• What to work on: For the data below, report only the number of lines containing the string "سقوط".

═════ Source records ═════

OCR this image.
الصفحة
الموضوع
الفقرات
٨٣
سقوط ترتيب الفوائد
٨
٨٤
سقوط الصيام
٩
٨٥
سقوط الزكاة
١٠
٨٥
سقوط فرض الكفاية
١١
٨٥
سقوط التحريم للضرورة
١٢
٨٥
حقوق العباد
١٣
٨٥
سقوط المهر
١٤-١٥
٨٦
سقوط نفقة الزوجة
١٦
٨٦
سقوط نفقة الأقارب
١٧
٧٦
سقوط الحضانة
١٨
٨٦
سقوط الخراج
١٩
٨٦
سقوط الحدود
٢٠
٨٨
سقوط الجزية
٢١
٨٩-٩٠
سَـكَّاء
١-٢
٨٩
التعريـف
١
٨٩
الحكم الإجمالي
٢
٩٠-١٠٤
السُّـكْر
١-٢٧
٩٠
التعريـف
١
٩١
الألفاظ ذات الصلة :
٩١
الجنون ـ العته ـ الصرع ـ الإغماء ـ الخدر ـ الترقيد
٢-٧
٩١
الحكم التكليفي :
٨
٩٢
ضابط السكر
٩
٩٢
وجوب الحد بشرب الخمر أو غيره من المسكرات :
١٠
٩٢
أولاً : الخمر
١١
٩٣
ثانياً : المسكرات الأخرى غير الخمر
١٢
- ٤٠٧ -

═════

• Final result: 12